↓

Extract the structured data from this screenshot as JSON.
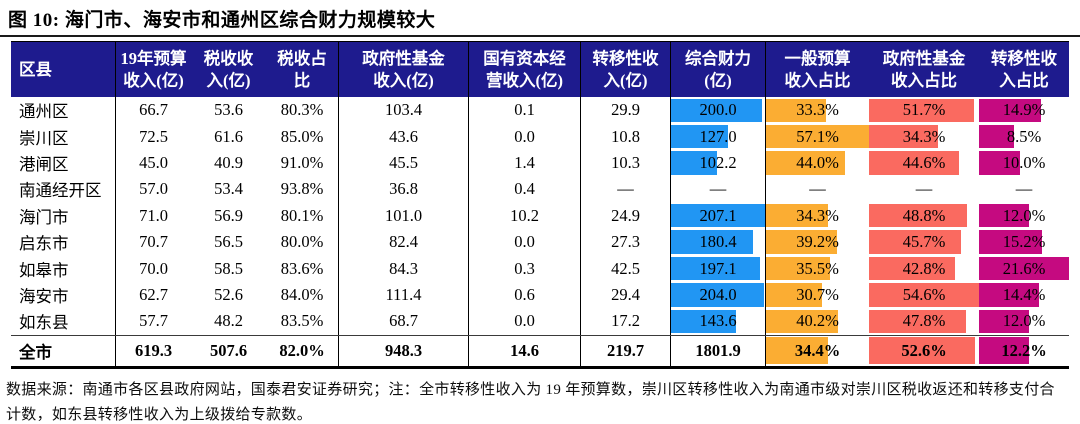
{
  "title": "图 10:  海门市、海安市和通州区综合财力规模较大",
  "colors": {
    "header_bg": "#1E1B8E",
    "header_text": "#FFFFFF",
    "bar_blue": "#2196F3",
    "bar_orange": "#FBAD33",
    "bar_red": "#FA6A60",
    "bar_magenta": "#C50A80"
  },
  "table": {
    "columns": [
      {
        "label": "区县"
      },
      {
        "label": "19年预算\n收入(亿)"
      },
      {
        "label": "税收收\n入(亿)"
      },
      {
        "label": "税收占\n比"
      },
      {
        "label": "政府性基金\n收入(亿)"
      },
      {
        "label": "国有资本经\n营收入(亿)"
      },
      {
        "label": "转移性收\n入(亿)"
      },
      {
        "label": "综合财力\n(亿)",
        "bar": "bar_blue",
        "bar_max": 207.1
      },
      {
        "label": "一般预算\n收入占比",
        "bar": "bar_orange",
        "bar_max": 57.1
      },
      {
        "label": "政府性基金\n收入占比",
        "bar": "bar_red",
        "bar_max": 54.6
      },
      {
        "label": "转移性收\n入占比",
        "bar": "bar_magenta",
        "bar_max": 21.6
      }
    ],
    "rows": [
      {
        "cells": [
          "通州区",
          "66.7",
          "53.6",
          "80.3%",
          "103.4",
          "0.1",
          "29.9",
          "200.0",
          "33.3%",
          "51.7%",
          "14.9%"
        ],
        "bars": [
          null,
          null,
          null,
          null,
          null,
          null,
          null,
          200.0,
          33.3,
          51.7,
          14.9
        ]
      },
      {
        "cells": [
          "崇川区",
          "72.5",
          "61.6",
          "85.0%",
          "43.6",
          "0.0",
          "10.8",
          "127.0",
          "57.1%",
          "34.3%",
          "8.5%"
        ],
        "bars": [
          null,
          null,
          null,
          null,
          null,
          null,
          null,
          127.0,
          57.1,
          34.3,
          8.5
        ]
      },
      {
        "cells": [
          "港闸区",
          "45.0",
          "40.9",
          "91.0%",
          "45.5",
          "1.4",
          "10.3",
          "102.2",
          "44.0%",
          "44.6%",
          "10.0%"
        ],
        "bars": [
          null,
          null,
          null,
          null,
          null,
          null,
          null,
          102.2,
          44.0,
          44.6,
          10.0
        ]
      },
      {
        "cells": [
          "南通经开区",
          "57.0",
          "53.4",
          "93.8%",
          "36.8",
          "0.4",
          "—",
          "—",
          "—",
          "—",
          "—"
        ],
        "bars": [
          null,
          null,
          null,
          null,
          null,
          null,
          null,
          null,
          null,
          null,
          null
        ]
      },
      {
        "cells": [
          "海门市",
          "71.0",
          "56.9",
          "80.1%",
          "101.0",
          "10.2",
          "24.9",
          "207.1",
          "34.3%",
          "48.8%",
          "12.0%"
        ],
        "bars": [
          null,
          null,
          null,
          null,
          null,
          null,
          null,
          207.1,
          34.3,
          48.8,
          12.0
        ]
      },
      {
        "cells": [
          "启东市",
          "70.7",
          "56.5",
          "80.0%",
          "82.4",
          "0.0",
          "27.3",
          "180.4",
          "39.2%",
          "45.7%",
          "15.2%"
        ],
        "bars": [
          null,
          null,
          null,
          null,
          null,
          null,
          null,
          180.4,
          39.2,
          45.7,
          15.2
        ]
      },
      {
        "cells": [
          "如皋市",
          "70.0",
          "58.5",
          "83.6%",
          "84.3",
          "0.3",
          "42.5",
          "197.1",
          "35.5%",
          "42.8%",
          "21.6%"
        ],
        "bars": [
          null,
          null,
          null,
          null,
          null,
          null,
          null,
          197.1,
          35.5,
          42.8,
          21.6
        ]
      },
      {
        "cells": [
          "海安市",
          "62.7",
          "52.6",
          "84.0%",
          "111.4",
          "0.6",
          "29.4",
          "204.0",
          "30.7%",
          "54.6%",
          "14.4%"
        ],
        "bars": [
          null,
          null,
          null,
          null,
          null,
          null,
          null,
          204.0,
          30.7,
          54.6,
          14.4
        ]
      },
      {
        "cells": [
          "如东县",
          "57.7",
          "48.2",
          "83.5%",
          "68.7",
          "0.0",
          "17.2",
          "143.6",
          "40.2%",
          "47.8%",
          "12.0%"
        ],
        "bars": [
          null,
          null,
          null,
          null,
          null,
          null,
          null,
          143.6,
          40.2,
          47.8,
          12.0
        ]
      }
    ],
    "total_row": {
      "cells": [
        "全市",
        "619.3",
        "507.6",
        "82.0%",
        "948.3",
        "14.6",
        "219.7",
        "1801.9",
        "34.4%",
        "52.6%",
        "12.2%"
      ],
      "bars": [
        null,
        null,
        null,
        null,
        null,
        null,
        null,
        null,
        34.4,
        52.6,
        12.2
      ]
    }
  },
  "footnote": "数据来源：南通市各区县政府网站，国泰君安证券研究；注：全市转移性收入为 19 年预算数，崇川区转移性收入为南通市级对崇川区税收返还和转移支付合计数，如东县转移性收入为上级拨给专款数。",
  "chart_data": {
    "type": "table",
    "title": "图 10: 海门市、海安市和通州区综合财力规模较大",
    "columns": [
      "区县",
      "19年预算收入(亿)",
      "税收收入(亿)",
      "税收占比",
      "政府性基金收入(亿)",
      "国有资本经营收入(亿)",
      "转移性收入(亿)",
      "综合财力(亿)",
      "一般预算收入占比",
      "政府性基金收入占比",
      "转移性收入占比"
    ],
    "rows": [
      [
        "通州区",
        66.7,
        53.6,
        "80.3%",
        103.4,
        0.1,
        29.9,
        200.0,
        "33.3%",
        "51.7%",
        "14.9%"
      ],
      [
        "崇川区",
        72.5,
        61.6,
        "85.0%",
        43.6,
        0.0,
        10.8,
        127.0,
        "57.1%",
        "34.3%",
        "8.5%"
      ],
      [
        "港闸区",
        45.0,
        40.9,
        "91.0%",
        45.5,
        1.4,
        10.3,
        102.2,
        "44.0%",
        "44.6%",
        "10.0%"
      ],
      [
        "南通经开区",
        57.0,
        53.4,
        "93.8%",
        36.8,
        0.4,
        "—",
        "—",
        "—",
        "—",
        "—"
      ],
      [
        "海门市",
        71.0,
        56.9,
        "80.1%",
        101.0,
        10.2,
        24.9,
        207.1,
        "34.3%",
        "48.8%",
        "12.0%"
      ],
      [
        "启东市",
        70.7,
        56.5,
        "80.0%",
        82.4,
        0.0,
        27.3,
        180.4,
        "39.2%",
        "45.7%",
        "15.2%"
      ],
      [
        "如皋市",
        70.0,
        58.5,
        "83.6%",
        84.3,
        0.3,
        42.5,
        197.1,
        "35.5%",
        "42.8%",
        "21.6%"
      ],
      [
        "海安市",
        62.7,
        52.6,
        "84.0%",
        111.4,
        0.6,
        29.4,
        204.0,
        "30.7%",
        "54.6%",
        "14.4%"
      ],
      [
        "如东县",
        57.7,
        48.2,
        "83.5%",
        68.7,
        0.0,
        17.2,
        143.6,
        "40.2%",
        "47.8%",
        "12.0%"
      ],
      [
        "全市",
        619.3,
        507.6,
        "82.0%",
        948.3,
        14.6,
        219.7,
        1801.9,
        "34.4%",
        "52.6%",
        "12.2%"
      ]
    ],
    "note": "数据条：综合财力(蓝)、一般预算收入占比(橙)、政府性基金收入占比(红)、转移性收入占比(紫红)"
  }
}
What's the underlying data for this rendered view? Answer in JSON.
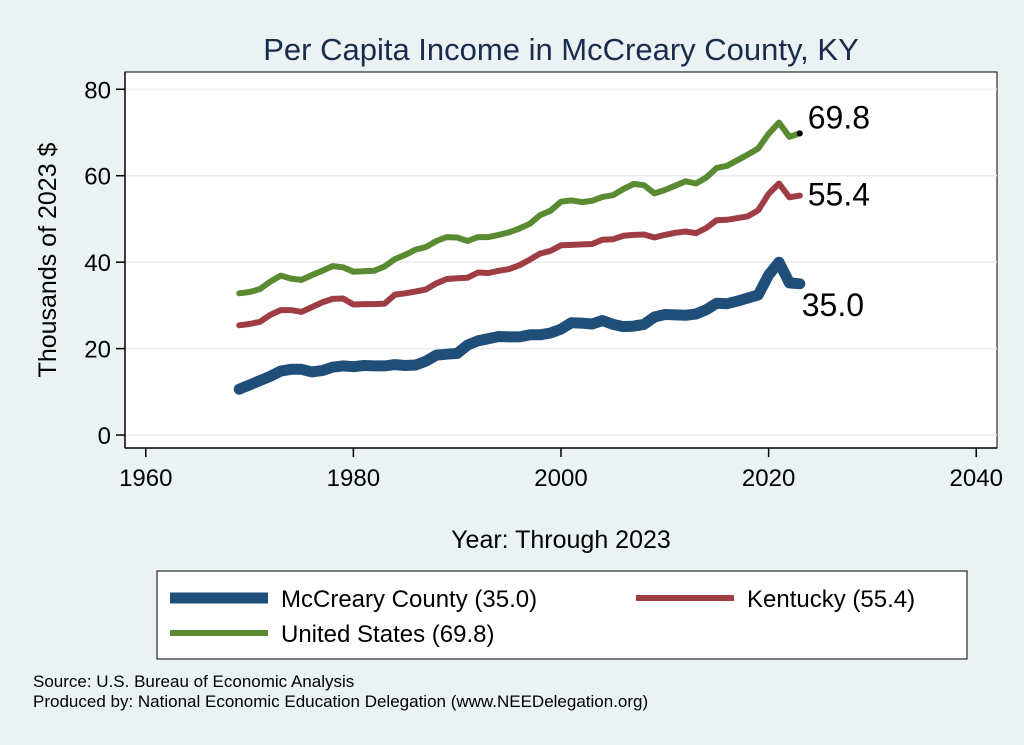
{
  "chart_data": {
    "type": "line",
    "title": "Per Capita Income in McCreary County, KY",
    "xlabel": "Year: Through 2023",
    "ylabel": "Thousands of 2023 $",
    "xlim": [
      1958,
      2042
    ],
    "ylim": [
      -3,
      84
    ],
    "xticks": [
      1960,
      1980,
      2000,
      2020,
      2040
    ],
    "yticks": [
      0,
      20,
      40,
      60,
      80
    ],
    "x": [
      1969,
      1970,
      1971,
      1972,
      1973,
      1974,
      1975,
      1976,
      1977,
      1978,
      1979,
      1980,
      1981,
      1982,
      1983,
      1984,
      1985,
      1986,
      1987,
      1988,
      1989,
      1990,
      1991,
      1992,
      1993,
      1994,
      1995,
      1996,
      1997,
      1998,
      1999,
      2000,
      2001,
      2002,
      2003,
      2004,
      2005,
      2006,
      2007,
      2008,
      2009,
      2010,
      2011,
      2012,
      2013,
      2014,
      2015,
      2016,
      2017,
      2018,
      2019,
      2020,
      2021,
      2022,
      2023
    ],
    "series": [
      {
        "name": "United States",
        "color": "#5a8a32",
        "values": [
          32.8,
          33.1,
          33.8,
          35.5,
          36.9,
          36.2,
          35.9,
          37.0,
          38.0,
          39.1,
          38.8,
          37.8,
          37.9,
          38.0,
          39.0,
          40.7,
          41.7,
          42.9,
          43.5,
          44.9,
          45.8,
          45.7,
          44.9,
          45.8,
          45.8,
          46.3,
          46.9,
          47.8,
          48.9,
          50.9,
          51.9,
          54.0,
          54.3,
          53.9,
          54.2,
          55.1,
          55.5,
          56.9,
          58.1,
          57.8,
          55.9,
          56.7,
          57.7,
          58.7,
          58.2,
          59.6,
          61.8,
          62.3,
          63.6,
          64.9,
          66.3,
          69.7,
          72.3,
          69.0,
          69.8
        ],
        "end_label": "69.8"
      },
      {
        "name": "Kentucky",
        "color": "#9e3d44",
        "values": [
          25.4,
          25.7,
          26.2,
          27.8,
          28.9,
          28.9,
          28.5,
          29.6,
          30.7,
          31.5,
          31.6,
          30.2,
          30.3,
          30.3,
          30.4,
          32.5,
          32.8,
          33.2,
          33.7,
          35.1,
          36.1,
          36.3,
          36.4,
          37.6,
          37.5,
          38.0,
          38.4,
          39.3,
          40.6,
          42.0,
          42.6,
          43.9,
          44.0,
          44.1,
          44.2,
          45.2,
          45.3,
          46.1,
          46.3,
          46.4,
          45.7,
          46.3,
          46.8,
          47.1,
          46.7,
          47.9,
          49.7,
          49.8,
          50.2,
          50.6,
          52.0,
          55.8,
          58.2,
          55.0,
          55.4
        ],
        "end_label": "55.4"
      },
      {
        "name": "McCreary County",
        "color": "#1f4e79",
        "values": [
          10.6,
          11.6,
          12.6,
          13.6,
          14.8,
          15.2,
          15.2,
          14.6,
          14.9,
          15.7,
          16.0,
          15.8,
          16.1,
          16.0,
          16.0,
          16.3,
          16.1,
          16.2,
          17.1,
          18.5,
          18.7,
          18.9,
          20.8,
          21.8,
          22.3,
          22.8,
          22.7,
          22.7,
          23.2,
          23.2,
          23.6,
          24.5,
          26.0,
          25.9,
          25.7,
          26.5,
          25.6,
          25.1,
          25.2,
          25.6,
          27.3,
          27.9,
          27.8,
          27.7,
          28.0,
          29.0,
          30.5,
          30.4,
          31.0,
          31.7,
          32.4,
          37.0,
          40.0,
          35.2,
          35.0
        ],
        "end_label": "35.0"
      }
    ],
    "legend": [
      {
        "label": "McCreary County (35.0)",
        "color": "#1f4e79"
      },
      {
        "label": "Kentucky (55.4)",
        "color": "#9e3d44"
      },
      {
        "label": "United States (69.8)",
        "color": "#5a8a32"
      }
    ],
    "legend_position": "bottom"
  },
  "footer": {
    "source": "Source: U.S. Bureau of Economic Analysis",
    "produced_by": "Produced by: National Economic Education Delegation (www.NEEDelegation.org)"
  }
}
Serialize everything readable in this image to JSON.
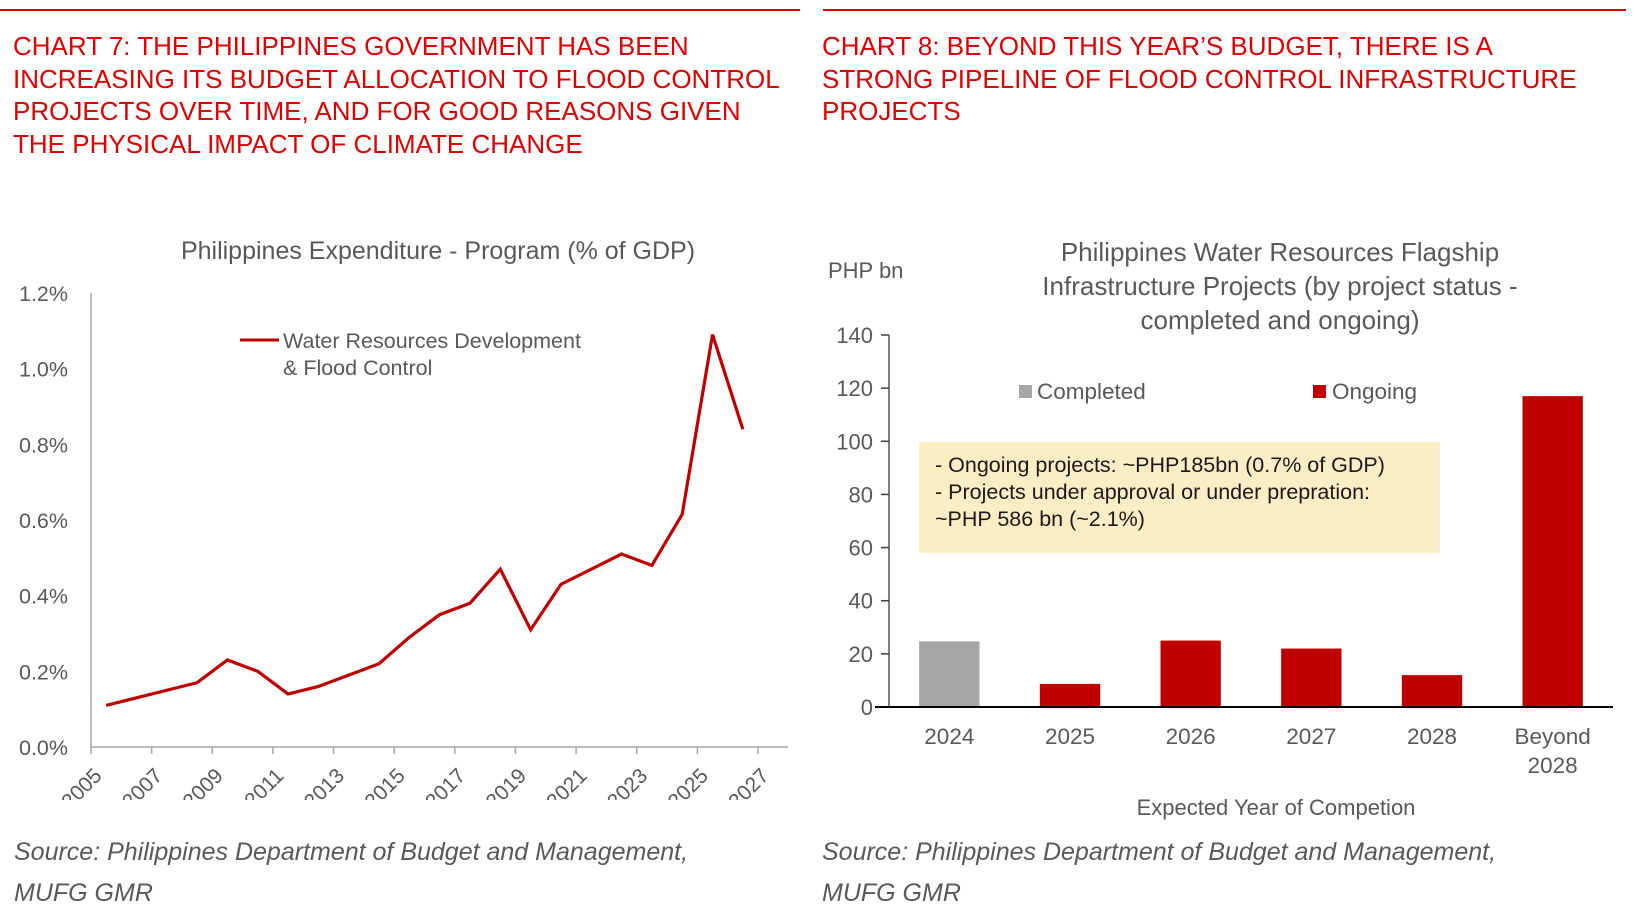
{
  "left_panel": {
    "heading": "CHART 7: THE PHILIPPINES GOVERNMENT HAS BEEN INCREASING ITS BUDGET ALLOCATION TO FLOOD CONTROL PROJECTS OVER TIME, AND FOR GOOD REASONS GIVEN THE PHYSICAL IMPACT OF CLIMATE CHANGE",
    "source_line1": "Source: Philippines Department of Budget and Management,",
    "source_line2": "MUFG GMR"
  },
  "right_panel": {
    "heading": "CHART 8: BEYOND THIS YEAR’S BUDGET, THERE IS A STRONG PIPELINE OF FLOOD CONTROL INFRASTRUCTURE PROJECTS",
    "source_line1": "Source: Philippines Department of Budget and Management,",
    "source_line2": "MUFG GMR",
    "annotation": {
      "line1": "- Ongoing projects: ~PHP185bn (0.7% of GDP)",
      "line2": "- Projects under approval or under prepration:",
      "line3": "~PHP 586 bn (~2.1%)"
    }
  },
  "colors": {
    "heading": "#e00000",
    "series_red": "#c00000",
    "completed_gray": "#a6a6a6",
    "annotation_bg": "#fdedc4",
    "text_gray": "#595959"
  },
  "chart_data": [
    {
      "type": "line",
      "title": "Philippines Expenditure - Program (% of GDP)",
      "xlabel": "",
      "ylabel": "",
      "x_tick_labels": [
        "2005",
        "2007",
        "2009",
        "2011",
        "2013",
        "2015",
        "2017",
        "2019",
        "2021",
        "2023",
        "2025",
        "2027"
      ],
      "xlim": [
        2005,
        2027
      ],
      "y_tick_labels": [
        "0.0%",
        "0.2%",
        "0.4%",
        "0.6%",
        "0.8%",
        "1.0%",
        "1.2%"
      ],
      "ylim": [
        0,
        1.2
      ],
      "grid": false,
      "legend": {
        "position": "top-center",
        "entries": [
          "Water Resources Development & Flood Control"
        ],
        "line1": "Water Resources Development",
        "line2": "& Flood Control"
      },
      "series": [
        {
          "name": "Water Resources Development & Flood Control",
          "x": [
            2005,
            2006,
            2007,
            2008,
            2009,
            2010,
            2011,
            2012,
            2013,
            2014,
            2015,
            2016,
            2017,
            2018,
            2019,
            2020,
            2021,
            2022,
            2023,
            2024,
            2025,
            2026
          ],
          "values": [
            0.11,
            0.13,
            0.15,
            0.17,
            0.23,
            0.2,
            0.14,
            0.16,
            0.19,
            0.22,
            0.29,
            0.35,
            0.38,
            0.47,
            0.31,
            0.43,
            0.47,
            0.51,
            0.48,
            0.615,
            1.09,
            0.84
          ]
        }
      ]
    },
    {
      "type": "bar",
      "title": "Philippines Water Resources Flagship Infrastructure Projects (by project status - completed and ongoing)",
      "title_lines": [
        "Philippines Water Resources Flagship",
        "Infrastructure Projects (by project status -",
        "completed and ongoing)"
      ],
      "xlabel": "Expected Year of Competion",
      "ylabel": "PHP bn",
      "categories": [
        "2024",
        "2025",
        "2026",
        "2027",
        "2028",
        "Beyond 2028"
      ],
      "category_lines": [
        [
          "2024"
        ],
        [
          "2025"
        ],
        [
          "2026"
        ],
        [
          "2027"
        ],
        [
          "2028"
        ],
        [
          "Beyond",
          "2028"
        ]
      ],
      "y_tick_labels": [
        "0",
        "20",
        "40",
        "60",
        "80",
        "100",
        "120",
        "140"
      ],
      "ylim": [
        0,
        140
      ],
      "grid": false,
      "legend": {
        "position": "top",
        "entries": [
          "Completed",
          "Ongoing"
        ]
      },
      "series": [
        {
          "name": "Completed",
          "values": [
            24.7,
            0,
            0,
            0,
            0,
            0
          ]
        },
        {
          "name": "Ongoing",
          "values": [
            0,
            8.7,
            25.0,
            22.0,
            12.0,
            117.0
          ]
        }
      ]
    }
  ]
}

↑

WORK TO COMPLETE: Say how many lines above contain the string "政府性基金收入占比". Answer with the number only.

SOLUTION TO THIS PROBLEM: 2